**Stated task:**
Pick out the lines below with "каждой" and list them.

**Data for this task:**
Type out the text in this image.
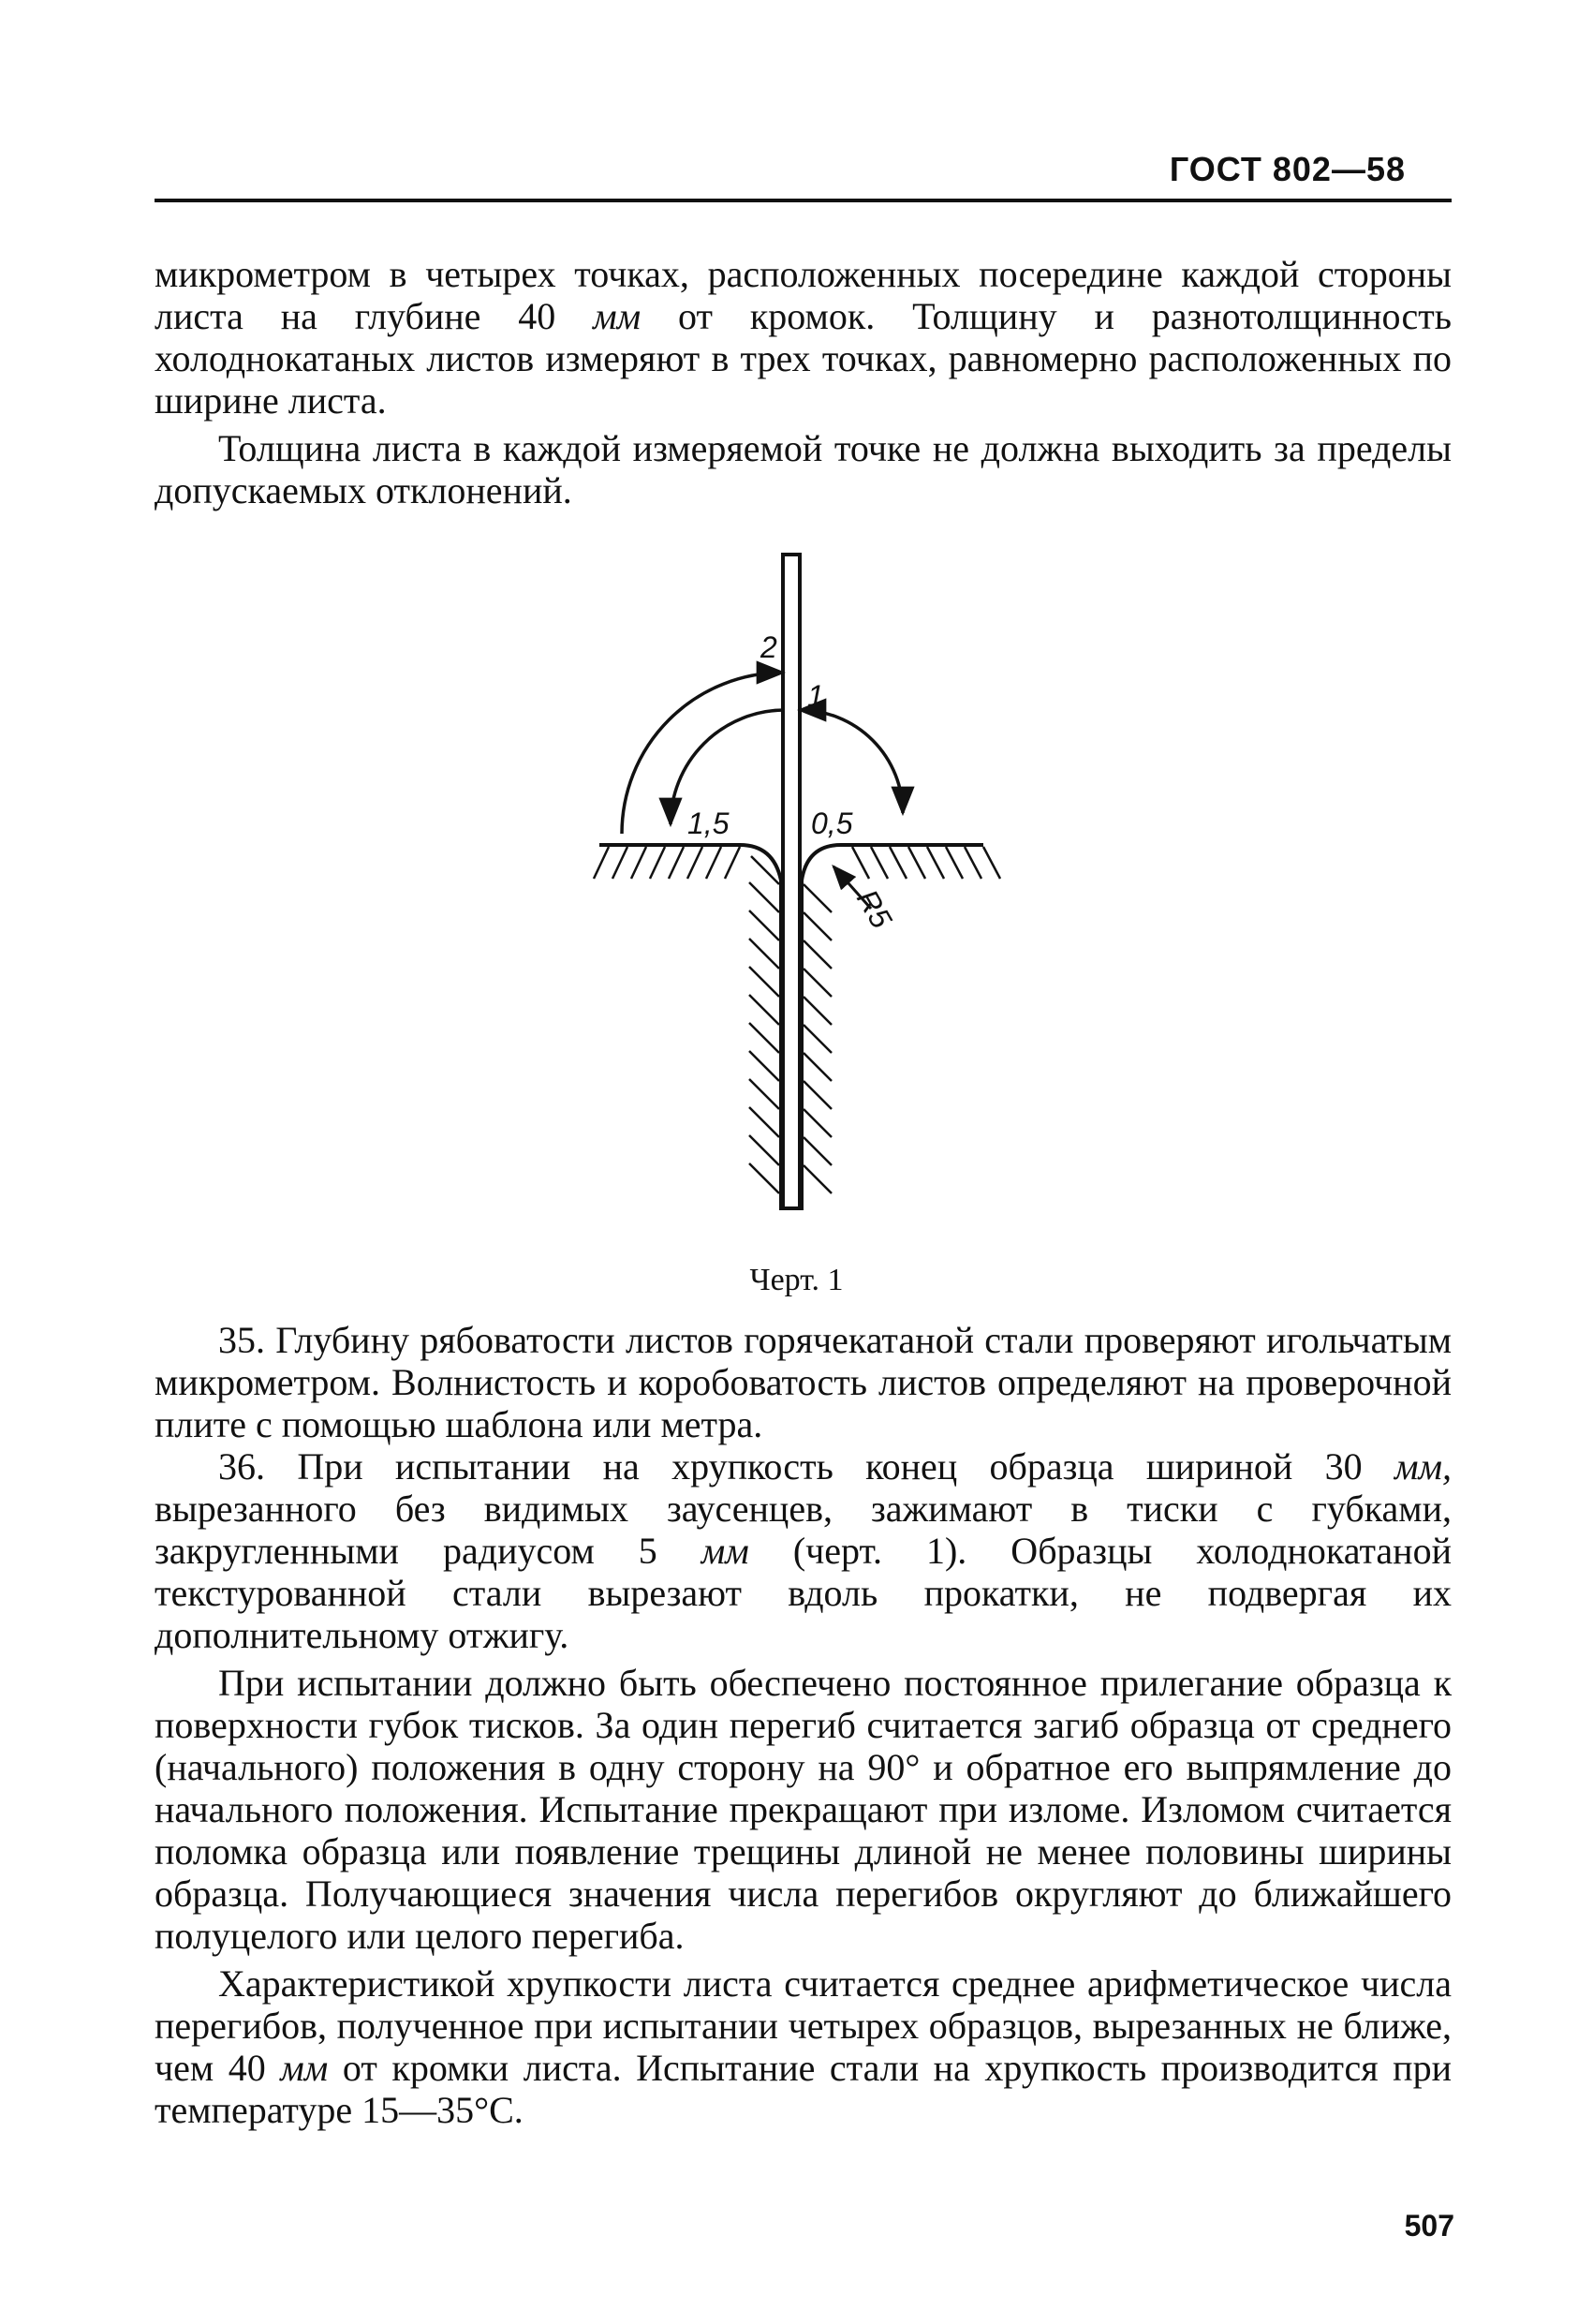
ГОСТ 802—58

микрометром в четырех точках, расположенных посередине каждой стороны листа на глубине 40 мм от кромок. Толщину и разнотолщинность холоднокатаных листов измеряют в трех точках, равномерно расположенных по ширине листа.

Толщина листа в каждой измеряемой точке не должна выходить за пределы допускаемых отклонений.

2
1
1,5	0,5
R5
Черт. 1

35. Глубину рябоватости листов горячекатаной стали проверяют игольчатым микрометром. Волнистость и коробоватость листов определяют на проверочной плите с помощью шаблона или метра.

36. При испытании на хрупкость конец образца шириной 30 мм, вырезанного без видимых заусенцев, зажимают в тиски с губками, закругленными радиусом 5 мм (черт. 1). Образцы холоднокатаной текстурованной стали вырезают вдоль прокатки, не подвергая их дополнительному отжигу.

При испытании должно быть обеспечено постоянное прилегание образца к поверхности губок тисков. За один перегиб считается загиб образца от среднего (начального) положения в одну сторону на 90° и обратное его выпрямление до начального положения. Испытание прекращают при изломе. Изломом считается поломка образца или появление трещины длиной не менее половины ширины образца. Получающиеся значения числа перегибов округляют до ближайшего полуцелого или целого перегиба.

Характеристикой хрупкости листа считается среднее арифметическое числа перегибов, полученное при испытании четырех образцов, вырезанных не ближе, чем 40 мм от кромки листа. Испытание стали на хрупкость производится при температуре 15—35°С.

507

---

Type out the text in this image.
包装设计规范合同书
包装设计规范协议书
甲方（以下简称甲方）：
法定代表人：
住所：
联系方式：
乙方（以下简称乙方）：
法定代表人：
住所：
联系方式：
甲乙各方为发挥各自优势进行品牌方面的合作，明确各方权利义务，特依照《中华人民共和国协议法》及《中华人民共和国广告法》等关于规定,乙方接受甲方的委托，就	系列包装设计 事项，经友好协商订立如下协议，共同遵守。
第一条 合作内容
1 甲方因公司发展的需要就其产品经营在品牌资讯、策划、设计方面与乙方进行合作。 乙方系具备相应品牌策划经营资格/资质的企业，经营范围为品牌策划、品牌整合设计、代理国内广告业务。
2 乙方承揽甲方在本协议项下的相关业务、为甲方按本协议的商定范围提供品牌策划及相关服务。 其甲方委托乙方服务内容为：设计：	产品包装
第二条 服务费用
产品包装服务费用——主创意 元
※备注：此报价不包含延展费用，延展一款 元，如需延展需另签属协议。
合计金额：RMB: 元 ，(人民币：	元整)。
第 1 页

**Completed exercise:**
микрометром в четырех точках, расположенных посередине каждой стороны листа на глубине 40 мм от кромок. Толщину и разнотолщинность холоднокатаных листов измеряют в трех точках, равномерно расположенных по ширине листа.
Толщина листа в каждой измеряемой точке не должна выходить за пределы допускаемых отклонений.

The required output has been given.